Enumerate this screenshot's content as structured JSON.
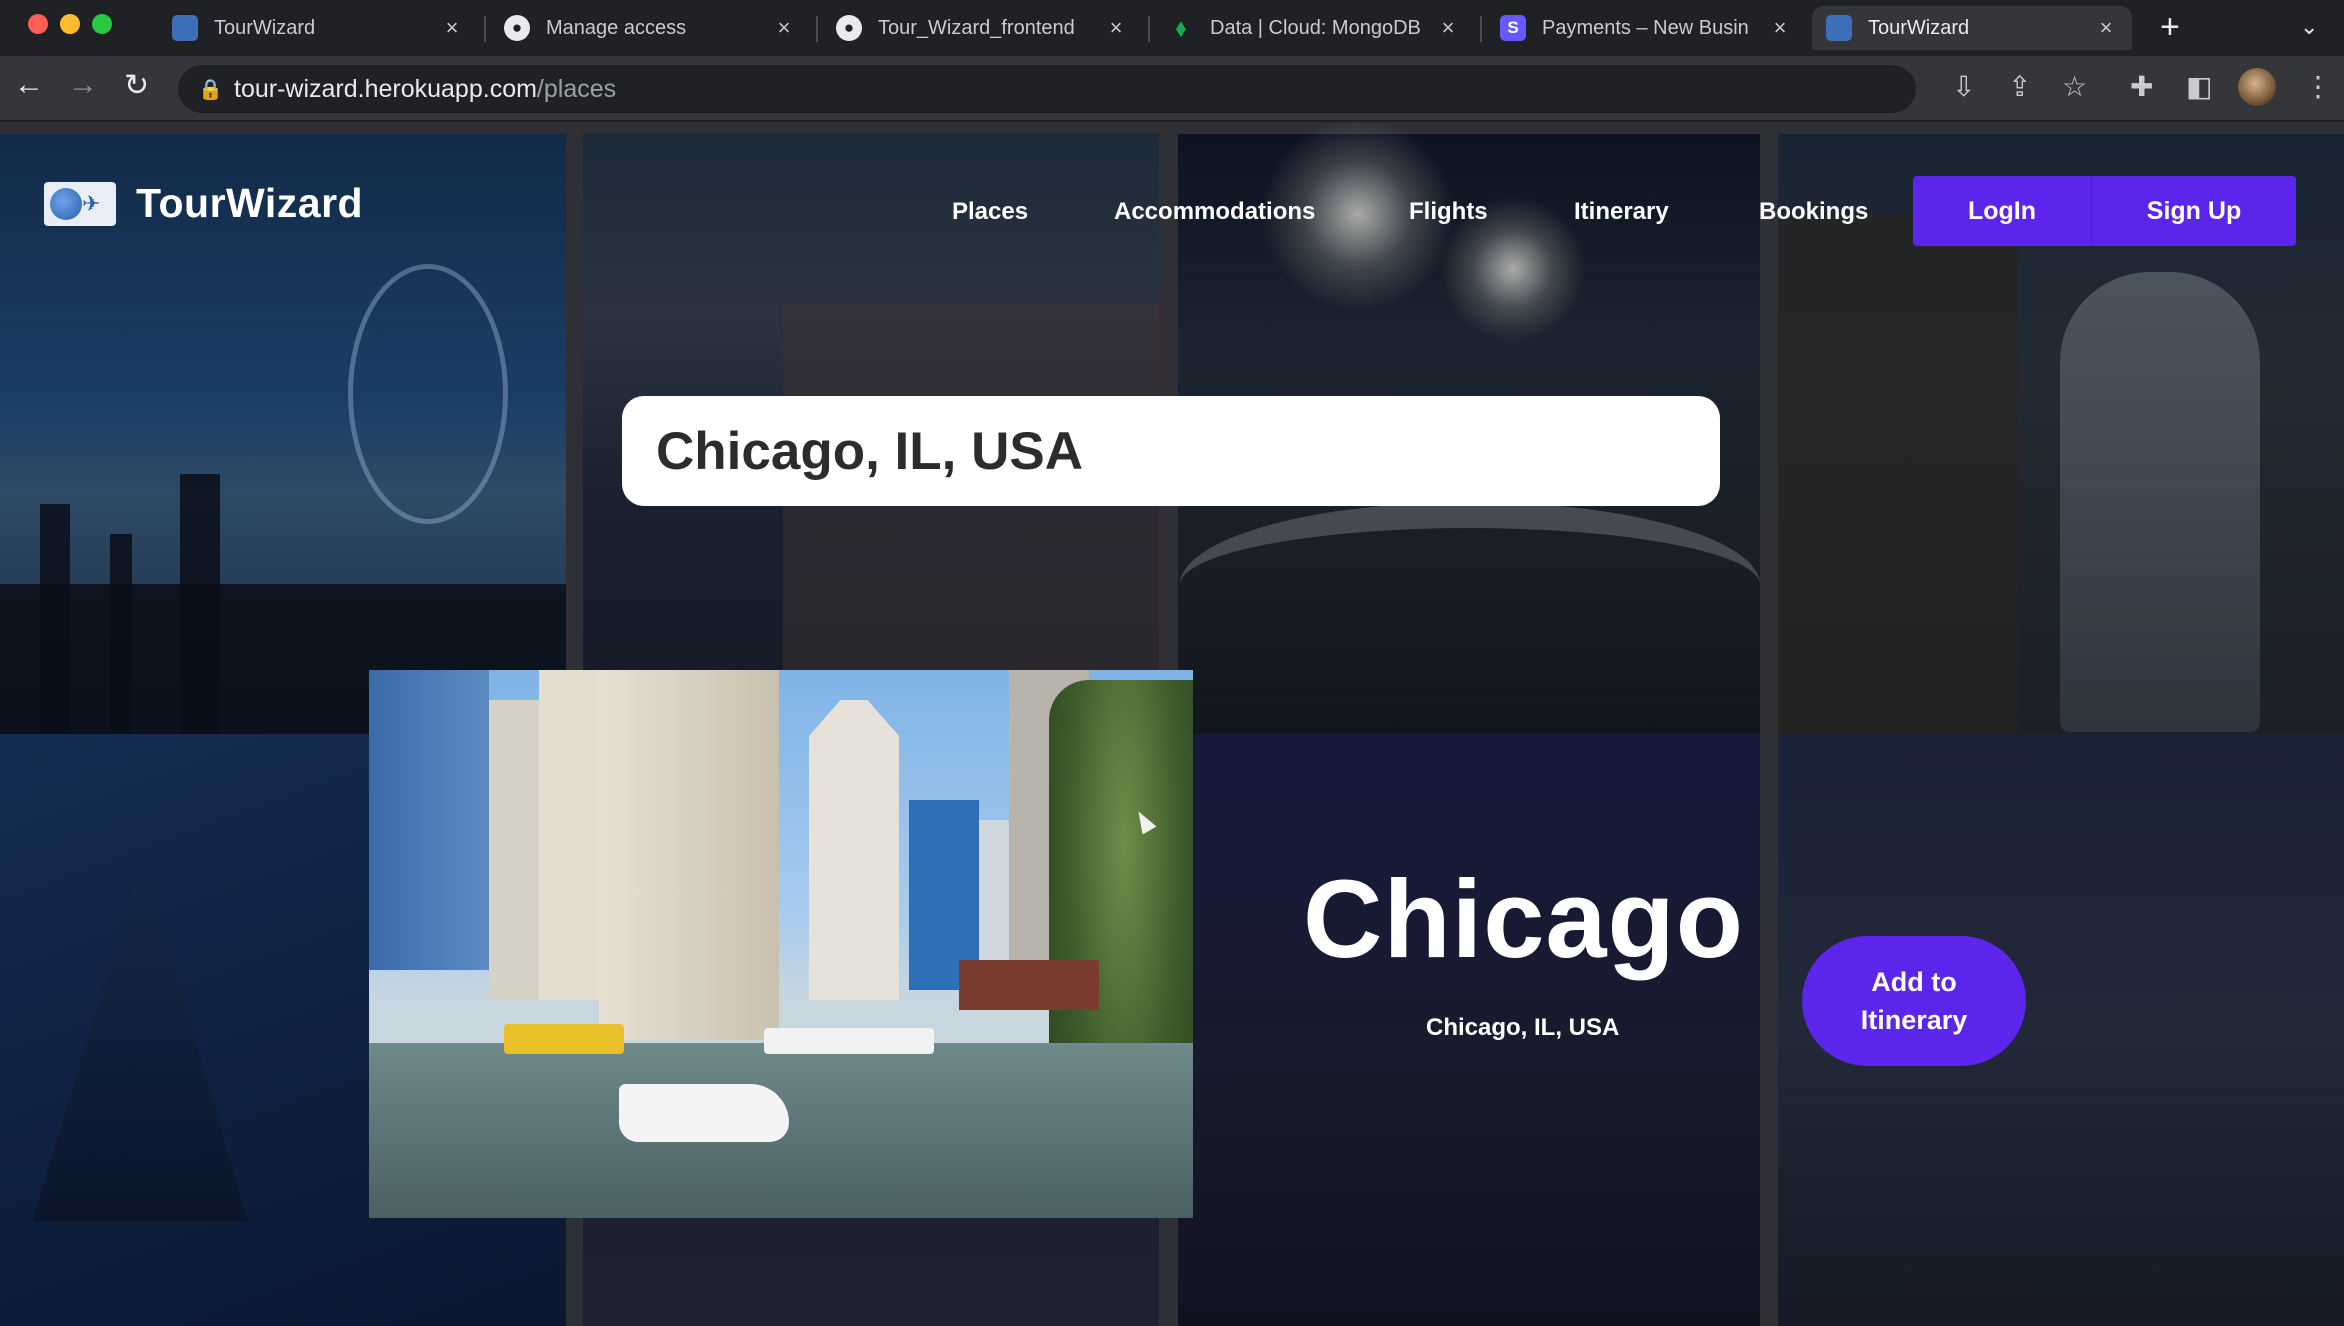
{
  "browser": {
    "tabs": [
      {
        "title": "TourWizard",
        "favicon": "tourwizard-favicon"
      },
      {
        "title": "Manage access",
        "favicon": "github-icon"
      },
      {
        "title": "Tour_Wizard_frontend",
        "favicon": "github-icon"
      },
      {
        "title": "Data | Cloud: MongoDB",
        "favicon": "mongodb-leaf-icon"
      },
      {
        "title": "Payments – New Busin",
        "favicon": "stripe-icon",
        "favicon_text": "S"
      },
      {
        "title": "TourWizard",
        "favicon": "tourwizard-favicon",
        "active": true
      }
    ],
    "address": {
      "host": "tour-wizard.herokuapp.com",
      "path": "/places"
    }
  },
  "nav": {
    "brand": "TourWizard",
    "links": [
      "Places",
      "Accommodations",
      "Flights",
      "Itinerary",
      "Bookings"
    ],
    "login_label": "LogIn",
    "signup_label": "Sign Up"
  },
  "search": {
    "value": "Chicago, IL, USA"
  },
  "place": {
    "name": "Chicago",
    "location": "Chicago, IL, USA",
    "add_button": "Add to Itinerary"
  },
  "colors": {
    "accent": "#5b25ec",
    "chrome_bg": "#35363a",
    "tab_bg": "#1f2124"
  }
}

══════════════════════════════

WHAT IS EXPECTED: Write out every line of the data that holds the word "Chicago".

TASK SOLUTION:
    "value": "Chicago, IL, USA"
    "name": "Chicago",
    "location": "Chicago, IL, USA",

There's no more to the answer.